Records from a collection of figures

# # #

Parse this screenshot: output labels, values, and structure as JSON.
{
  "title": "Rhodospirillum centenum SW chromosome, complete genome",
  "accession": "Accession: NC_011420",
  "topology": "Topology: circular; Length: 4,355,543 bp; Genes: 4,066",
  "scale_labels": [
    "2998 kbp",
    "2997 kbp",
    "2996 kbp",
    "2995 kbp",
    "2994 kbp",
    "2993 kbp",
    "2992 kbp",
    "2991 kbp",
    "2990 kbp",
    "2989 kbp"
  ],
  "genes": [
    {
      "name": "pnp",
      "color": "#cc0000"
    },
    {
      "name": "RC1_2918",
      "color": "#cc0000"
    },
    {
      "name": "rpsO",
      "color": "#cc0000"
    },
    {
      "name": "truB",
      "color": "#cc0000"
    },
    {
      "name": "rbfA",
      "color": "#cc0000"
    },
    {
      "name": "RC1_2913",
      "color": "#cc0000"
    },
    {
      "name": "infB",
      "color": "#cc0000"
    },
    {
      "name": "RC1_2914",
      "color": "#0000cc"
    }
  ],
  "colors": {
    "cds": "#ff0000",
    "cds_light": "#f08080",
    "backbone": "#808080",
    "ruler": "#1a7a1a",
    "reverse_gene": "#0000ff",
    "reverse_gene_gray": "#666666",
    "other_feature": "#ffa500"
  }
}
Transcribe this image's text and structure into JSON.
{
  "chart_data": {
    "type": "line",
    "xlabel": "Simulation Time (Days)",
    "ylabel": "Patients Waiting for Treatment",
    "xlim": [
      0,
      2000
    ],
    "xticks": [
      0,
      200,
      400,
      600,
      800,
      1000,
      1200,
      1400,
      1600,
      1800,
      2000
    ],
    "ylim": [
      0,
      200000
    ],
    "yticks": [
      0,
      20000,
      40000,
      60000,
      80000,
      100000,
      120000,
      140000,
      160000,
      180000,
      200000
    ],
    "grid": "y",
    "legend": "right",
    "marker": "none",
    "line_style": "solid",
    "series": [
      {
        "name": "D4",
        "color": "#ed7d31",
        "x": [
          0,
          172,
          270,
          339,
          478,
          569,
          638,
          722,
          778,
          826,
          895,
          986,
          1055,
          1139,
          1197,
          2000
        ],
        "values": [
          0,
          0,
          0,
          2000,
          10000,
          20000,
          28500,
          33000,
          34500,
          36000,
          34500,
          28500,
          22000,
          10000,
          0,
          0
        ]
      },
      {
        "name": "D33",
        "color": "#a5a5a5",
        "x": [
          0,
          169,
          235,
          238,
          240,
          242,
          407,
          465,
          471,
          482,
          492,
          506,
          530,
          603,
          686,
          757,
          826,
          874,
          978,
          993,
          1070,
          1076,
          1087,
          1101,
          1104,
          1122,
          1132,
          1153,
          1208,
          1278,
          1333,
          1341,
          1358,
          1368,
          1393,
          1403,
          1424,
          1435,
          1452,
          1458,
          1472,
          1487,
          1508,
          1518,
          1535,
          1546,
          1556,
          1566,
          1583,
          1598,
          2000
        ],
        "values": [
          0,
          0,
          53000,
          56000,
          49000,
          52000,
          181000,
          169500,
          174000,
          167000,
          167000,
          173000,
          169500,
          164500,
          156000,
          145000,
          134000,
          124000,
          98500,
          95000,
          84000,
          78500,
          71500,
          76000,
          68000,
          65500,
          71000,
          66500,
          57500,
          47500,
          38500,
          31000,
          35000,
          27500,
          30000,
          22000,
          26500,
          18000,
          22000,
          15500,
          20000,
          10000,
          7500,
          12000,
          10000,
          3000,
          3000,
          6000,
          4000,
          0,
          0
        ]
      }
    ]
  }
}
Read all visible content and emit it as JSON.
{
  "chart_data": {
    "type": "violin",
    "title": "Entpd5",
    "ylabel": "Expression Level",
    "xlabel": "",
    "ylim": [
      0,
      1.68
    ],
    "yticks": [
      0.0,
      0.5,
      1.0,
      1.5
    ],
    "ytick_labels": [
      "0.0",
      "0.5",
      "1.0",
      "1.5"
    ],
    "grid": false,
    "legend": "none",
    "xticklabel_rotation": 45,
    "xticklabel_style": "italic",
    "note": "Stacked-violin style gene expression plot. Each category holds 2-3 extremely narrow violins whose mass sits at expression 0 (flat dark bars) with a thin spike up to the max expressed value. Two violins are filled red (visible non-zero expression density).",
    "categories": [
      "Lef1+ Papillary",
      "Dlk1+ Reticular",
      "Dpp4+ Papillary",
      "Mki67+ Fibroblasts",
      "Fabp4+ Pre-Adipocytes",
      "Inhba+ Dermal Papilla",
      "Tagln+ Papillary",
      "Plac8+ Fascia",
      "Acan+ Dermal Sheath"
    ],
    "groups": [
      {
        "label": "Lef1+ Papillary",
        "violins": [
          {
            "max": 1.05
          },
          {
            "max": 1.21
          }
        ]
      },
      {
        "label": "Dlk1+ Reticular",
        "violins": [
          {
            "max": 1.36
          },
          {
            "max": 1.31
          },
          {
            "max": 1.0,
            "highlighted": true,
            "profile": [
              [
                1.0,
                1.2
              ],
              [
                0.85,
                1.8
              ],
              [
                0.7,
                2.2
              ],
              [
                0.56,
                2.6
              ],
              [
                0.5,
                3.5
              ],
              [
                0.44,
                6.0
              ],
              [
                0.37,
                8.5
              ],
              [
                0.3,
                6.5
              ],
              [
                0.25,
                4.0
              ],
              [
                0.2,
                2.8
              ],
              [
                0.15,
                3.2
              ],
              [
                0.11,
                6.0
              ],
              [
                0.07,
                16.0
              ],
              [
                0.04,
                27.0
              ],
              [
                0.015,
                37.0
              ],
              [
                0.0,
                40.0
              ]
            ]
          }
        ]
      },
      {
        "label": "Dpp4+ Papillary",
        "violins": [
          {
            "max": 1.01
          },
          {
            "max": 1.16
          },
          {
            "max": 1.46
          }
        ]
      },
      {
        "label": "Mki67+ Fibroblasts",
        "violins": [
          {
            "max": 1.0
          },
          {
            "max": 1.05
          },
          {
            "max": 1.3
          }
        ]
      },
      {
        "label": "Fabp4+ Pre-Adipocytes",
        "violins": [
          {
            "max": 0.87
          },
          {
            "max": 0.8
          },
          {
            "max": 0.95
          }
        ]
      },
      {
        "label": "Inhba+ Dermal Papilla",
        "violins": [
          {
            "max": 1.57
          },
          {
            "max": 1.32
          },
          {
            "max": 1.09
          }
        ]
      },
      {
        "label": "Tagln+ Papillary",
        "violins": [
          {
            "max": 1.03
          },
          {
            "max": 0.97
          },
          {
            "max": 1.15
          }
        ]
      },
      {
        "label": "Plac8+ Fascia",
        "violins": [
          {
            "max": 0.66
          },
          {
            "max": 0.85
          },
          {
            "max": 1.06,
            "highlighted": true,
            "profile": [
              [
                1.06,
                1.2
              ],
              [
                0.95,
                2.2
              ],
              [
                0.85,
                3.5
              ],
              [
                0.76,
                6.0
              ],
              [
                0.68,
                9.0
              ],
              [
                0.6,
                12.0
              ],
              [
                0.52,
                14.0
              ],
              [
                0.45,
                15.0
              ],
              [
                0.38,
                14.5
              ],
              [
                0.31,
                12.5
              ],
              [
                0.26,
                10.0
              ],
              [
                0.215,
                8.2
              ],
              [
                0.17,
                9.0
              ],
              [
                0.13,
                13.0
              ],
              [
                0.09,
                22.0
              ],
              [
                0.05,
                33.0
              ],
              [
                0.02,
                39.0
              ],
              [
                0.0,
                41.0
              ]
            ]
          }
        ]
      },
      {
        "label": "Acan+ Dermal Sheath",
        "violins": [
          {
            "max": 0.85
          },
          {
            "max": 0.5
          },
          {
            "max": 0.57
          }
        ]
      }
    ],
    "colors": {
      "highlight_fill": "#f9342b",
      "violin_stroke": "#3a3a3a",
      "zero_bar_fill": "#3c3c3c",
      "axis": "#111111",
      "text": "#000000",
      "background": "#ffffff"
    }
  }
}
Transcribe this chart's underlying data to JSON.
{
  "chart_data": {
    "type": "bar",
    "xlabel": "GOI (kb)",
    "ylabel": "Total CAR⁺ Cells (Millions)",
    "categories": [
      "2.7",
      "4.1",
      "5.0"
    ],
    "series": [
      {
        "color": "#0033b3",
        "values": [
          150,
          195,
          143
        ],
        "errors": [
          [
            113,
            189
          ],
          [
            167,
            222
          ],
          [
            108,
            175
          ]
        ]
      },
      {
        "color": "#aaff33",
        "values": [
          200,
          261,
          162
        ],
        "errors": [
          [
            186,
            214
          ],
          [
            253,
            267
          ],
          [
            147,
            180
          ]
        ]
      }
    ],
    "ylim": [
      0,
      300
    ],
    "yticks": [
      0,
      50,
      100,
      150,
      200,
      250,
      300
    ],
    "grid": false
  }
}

# # #

# Your instructions
Wherever "text" turns up in the records, copy the whole line.

# Task answer
Transcribe this image's text and structure into JSON.
      "text": "#000000",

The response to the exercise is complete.